- [Task requirements]: Work out how many lines of the listing hold "Samples", then state only that count.

**********

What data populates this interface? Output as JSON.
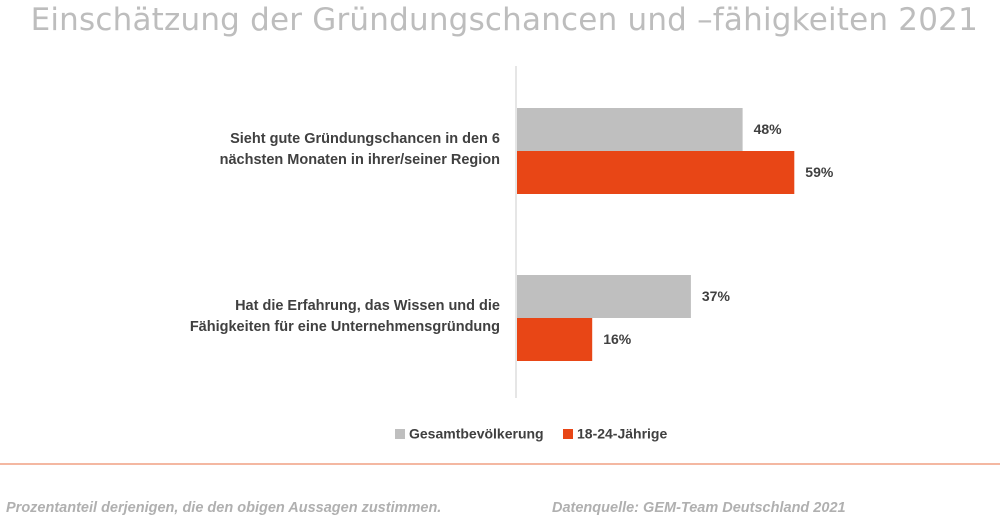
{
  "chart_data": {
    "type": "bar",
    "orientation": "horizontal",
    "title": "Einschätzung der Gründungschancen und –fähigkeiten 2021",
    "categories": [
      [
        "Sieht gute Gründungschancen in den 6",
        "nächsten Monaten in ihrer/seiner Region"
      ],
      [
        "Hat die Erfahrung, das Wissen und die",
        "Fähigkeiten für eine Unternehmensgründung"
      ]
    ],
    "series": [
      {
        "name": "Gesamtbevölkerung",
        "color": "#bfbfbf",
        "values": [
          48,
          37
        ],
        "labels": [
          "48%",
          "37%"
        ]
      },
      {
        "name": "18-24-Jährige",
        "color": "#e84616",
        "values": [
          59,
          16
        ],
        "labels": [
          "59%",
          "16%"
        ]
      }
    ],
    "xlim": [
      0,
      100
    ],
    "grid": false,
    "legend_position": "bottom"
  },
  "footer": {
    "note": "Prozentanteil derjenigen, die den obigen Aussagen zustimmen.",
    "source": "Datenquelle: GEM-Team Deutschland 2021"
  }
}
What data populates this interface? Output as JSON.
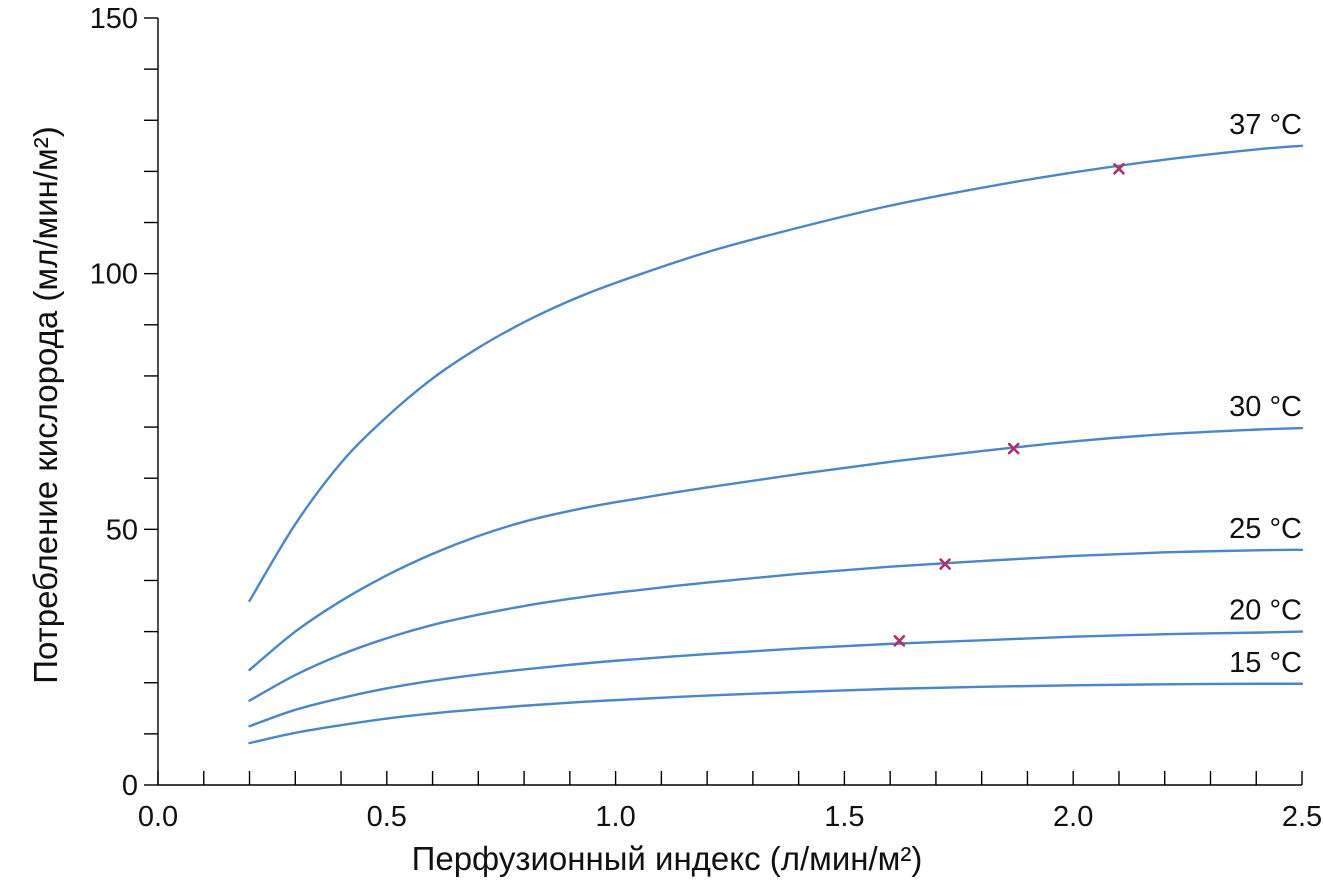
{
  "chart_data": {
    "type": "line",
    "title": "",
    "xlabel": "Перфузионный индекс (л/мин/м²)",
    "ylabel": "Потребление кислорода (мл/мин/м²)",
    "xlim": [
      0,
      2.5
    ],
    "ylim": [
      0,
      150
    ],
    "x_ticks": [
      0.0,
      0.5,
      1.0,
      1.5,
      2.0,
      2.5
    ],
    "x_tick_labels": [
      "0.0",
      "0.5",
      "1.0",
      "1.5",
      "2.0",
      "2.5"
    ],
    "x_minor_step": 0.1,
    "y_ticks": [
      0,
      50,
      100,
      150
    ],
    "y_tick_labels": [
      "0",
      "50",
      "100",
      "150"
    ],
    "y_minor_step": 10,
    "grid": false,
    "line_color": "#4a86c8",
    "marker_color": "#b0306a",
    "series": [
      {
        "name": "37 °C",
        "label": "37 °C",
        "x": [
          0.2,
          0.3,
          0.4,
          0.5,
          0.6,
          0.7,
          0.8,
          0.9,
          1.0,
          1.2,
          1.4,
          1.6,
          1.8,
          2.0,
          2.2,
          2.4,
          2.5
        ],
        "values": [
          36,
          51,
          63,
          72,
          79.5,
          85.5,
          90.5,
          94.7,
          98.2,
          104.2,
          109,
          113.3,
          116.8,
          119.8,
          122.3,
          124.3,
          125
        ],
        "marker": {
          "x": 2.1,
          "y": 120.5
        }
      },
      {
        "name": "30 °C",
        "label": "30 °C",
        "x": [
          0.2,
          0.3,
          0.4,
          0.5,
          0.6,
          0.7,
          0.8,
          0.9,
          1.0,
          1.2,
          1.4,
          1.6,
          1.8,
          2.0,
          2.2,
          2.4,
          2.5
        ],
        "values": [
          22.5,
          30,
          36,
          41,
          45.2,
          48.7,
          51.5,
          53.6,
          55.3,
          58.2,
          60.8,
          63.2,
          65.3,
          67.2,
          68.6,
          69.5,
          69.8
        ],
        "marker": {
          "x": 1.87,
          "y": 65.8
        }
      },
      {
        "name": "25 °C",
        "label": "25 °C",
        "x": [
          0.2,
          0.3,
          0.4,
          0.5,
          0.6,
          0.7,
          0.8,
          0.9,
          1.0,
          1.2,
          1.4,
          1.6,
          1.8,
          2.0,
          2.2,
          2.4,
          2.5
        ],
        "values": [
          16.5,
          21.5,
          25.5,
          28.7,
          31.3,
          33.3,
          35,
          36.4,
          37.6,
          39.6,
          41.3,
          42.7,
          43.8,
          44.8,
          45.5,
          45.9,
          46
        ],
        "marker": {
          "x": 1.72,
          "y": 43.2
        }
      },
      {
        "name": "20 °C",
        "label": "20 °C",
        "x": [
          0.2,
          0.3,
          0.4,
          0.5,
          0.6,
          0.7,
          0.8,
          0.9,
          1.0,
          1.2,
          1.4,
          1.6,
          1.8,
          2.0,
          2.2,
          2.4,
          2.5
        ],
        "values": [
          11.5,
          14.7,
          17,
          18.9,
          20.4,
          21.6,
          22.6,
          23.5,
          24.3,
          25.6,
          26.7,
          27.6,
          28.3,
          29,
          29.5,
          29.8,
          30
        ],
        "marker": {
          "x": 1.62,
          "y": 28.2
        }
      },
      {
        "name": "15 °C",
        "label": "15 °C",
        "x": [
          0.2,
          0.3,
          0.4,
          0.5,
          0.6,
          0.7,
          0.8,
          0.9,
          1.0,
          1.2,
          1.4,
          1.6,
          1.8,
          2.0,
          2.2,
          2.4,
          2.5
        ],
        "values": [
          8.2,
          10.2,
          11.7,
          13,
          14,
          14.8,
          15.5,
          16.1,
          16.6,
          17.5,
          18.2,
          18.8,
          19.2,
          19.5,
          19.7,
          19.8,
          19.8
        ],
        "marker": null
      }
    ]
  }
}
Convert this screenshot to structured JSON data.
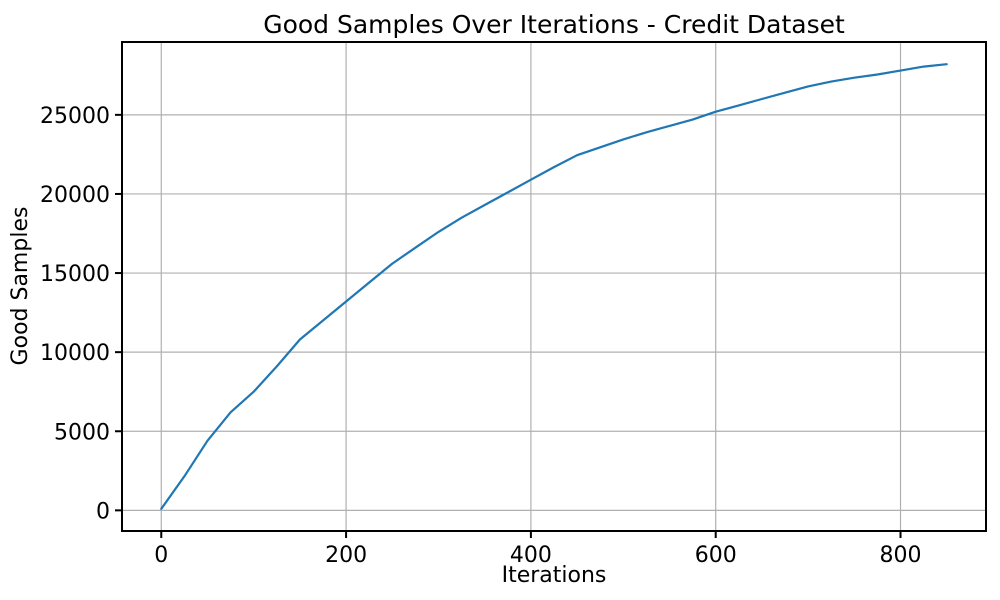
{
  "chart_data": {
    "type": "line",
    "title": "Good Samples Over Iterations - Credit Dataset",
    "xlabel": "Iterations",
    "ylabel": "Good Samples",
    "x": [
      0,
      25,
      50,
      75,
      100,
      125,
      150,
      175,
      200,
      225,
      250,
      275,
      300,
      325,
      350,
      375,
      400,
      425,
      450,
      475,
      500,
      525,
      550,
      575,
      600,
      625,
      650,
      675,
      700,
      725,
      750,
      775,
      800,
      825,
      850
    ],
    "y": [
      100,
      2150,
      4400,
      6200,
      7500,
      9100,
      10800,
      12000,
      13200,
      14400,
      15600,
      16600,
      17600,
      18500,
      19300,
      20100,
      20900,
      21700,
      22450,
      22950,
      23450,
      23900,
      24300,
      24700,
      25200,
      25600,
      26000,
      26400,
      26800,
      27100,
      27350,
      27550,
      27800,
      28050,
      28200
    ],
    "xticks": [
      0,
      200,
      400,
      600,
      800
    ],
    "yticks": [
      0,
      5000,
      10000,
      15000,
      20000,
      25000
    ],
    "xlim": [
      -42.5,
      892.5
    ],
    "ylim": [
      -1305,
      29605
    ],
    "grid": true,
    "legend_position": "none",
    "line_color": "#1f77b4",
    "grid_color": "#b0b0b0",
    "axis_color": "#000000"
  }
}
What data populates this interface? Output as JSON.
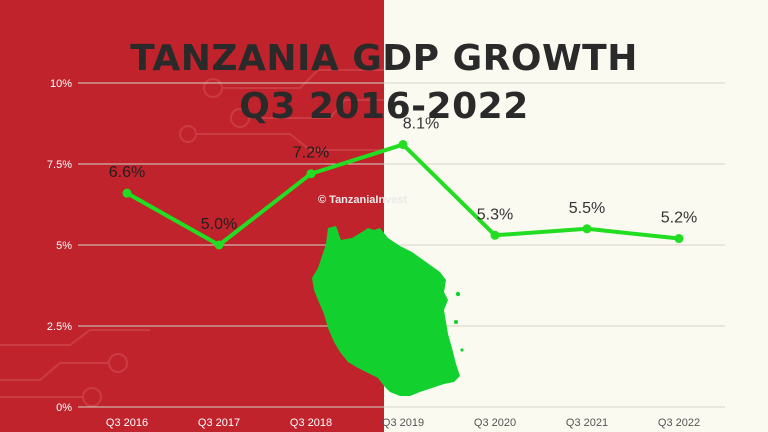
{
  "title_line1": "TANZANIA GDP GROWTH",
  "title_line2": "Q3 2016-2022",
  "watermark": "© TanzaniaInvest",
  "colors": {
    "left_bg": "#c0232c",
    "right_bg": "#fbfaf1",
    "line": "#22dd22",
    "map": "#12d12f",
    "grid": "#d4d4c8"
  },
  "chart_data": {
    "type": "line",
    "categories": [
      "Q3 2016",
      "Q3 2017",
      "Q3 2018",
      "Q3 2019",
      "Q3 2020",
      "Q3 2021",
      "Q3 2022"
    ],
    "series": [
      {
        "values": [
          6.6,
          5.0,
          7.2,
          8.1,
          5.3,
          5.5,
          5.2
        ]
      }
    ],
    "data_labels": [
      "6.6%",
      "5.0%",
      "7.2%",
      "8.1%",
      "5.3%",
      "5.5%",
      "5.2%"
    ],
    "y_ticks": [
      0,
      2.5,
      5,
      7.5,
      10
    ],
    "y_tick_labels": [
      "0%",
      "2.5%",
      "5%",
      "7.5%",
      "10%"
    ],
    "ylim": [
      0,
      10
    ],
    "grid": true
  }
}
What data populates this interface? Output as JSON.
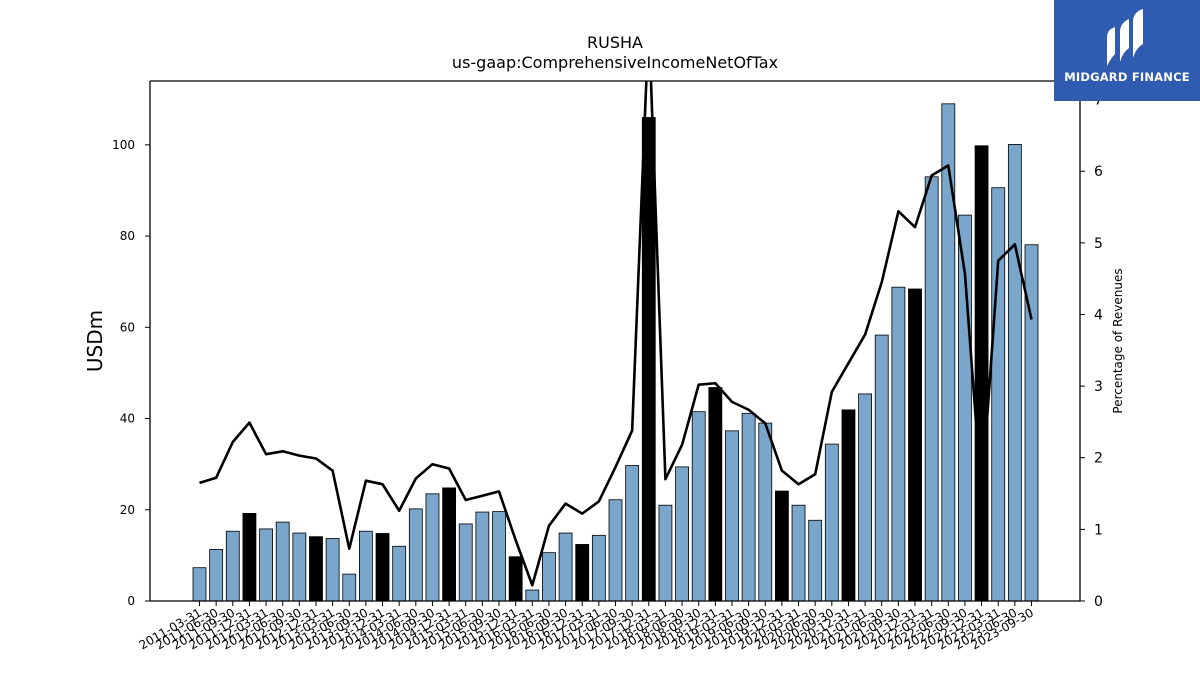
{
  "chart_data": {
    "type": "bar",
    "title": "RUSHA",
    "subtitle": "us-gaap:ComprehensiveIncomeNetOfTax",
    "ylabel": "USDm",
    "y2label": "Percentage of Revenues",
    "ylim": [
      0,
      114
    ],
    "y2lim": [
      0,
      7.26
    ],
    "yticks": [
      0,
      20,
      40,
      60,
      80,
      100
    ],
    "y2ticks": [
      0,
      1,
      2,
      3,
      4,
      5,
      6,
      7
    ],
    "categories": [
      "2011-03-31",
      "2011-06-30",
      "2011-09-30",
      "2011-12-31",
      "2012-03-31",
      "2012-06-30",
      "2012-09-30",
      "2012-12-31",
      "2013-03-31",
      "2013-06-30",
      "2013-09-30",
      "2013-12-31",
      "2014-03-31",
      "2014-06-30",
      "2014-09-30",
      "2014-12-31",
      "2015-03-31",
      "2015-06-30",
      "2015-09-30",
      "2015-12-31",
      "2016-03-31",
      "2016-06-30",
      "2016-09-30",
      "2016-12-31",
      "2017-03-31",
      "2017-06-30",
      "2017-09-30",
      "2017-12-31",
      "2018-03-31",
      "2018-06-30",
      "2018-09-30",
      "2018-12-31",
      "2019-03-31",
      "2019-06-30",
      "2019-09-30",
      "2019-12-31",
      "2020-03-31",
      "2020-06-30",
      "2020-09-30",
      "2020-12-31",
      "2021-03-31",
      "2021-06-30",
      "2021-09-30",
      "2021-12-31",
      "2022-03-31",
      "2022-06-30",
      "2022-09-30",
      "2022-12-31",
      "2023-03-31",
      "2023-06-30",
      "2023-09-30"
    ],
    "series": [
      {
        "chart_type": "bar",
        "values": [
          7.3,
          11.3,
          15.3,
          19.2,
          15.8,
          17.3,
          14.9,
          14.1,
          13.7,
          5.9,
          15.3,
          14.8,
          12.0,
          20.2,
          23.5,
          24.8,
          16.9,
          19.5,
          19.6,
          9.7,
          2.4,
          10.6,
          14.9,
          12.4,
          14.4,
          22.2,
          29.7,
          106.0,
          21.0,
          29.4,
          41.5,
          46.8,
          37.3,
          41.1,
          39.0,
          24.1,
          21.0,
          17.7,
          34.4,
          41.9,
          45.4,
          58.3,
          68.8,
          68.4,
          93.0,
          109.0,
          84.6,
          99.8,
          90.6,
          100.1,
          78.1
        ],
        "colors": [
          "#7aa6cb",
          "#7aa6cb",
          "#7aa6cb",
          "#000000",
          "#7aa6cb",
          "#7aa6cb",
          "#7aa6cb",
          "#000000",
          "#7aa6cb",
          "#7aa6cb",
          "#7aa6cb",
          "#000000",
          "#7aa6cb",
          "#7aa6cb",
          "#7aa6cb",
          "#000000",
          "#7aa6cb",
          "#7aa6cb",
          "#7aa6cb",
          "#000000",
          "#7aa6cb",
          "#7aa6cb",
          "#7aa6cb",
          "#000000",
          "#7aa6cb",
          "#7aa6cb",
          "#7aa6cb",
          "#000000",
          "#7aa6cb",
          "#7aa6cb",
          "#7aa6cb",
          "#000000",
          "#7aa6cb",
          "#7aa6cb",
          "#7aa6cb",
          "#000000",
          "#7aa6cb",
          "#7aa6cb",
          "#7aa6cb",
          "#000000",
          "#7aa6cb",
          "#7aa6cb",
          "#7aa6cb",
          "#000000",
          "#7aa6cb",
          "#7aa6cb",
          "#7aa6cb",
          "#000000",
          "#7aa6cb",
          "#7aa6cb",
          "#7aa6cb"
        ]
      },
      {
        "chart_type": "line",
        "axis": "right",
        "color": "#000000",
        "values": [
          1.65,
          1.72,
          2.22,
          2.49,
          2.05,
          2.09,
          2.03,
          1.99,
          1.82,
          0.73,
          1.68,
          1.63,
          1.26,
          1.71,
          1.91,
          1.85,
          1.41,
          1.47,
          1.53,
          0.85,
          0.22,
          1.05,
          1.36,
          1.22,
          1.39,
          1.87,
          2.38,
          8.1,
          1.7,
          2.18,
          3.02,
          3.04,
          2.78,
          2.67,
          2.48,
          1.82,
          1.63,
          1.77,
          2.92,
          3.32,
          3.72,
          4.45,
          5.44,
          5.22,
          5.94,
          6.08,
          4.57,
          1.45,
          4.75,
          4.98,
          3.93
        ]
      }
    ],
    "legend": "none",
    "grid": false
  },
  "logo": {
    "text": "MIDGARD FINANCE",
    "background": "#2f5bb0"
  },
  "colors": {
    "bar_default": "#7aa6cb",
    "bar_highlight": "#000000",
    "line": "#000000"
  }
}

**********

- [Worked answer]: 2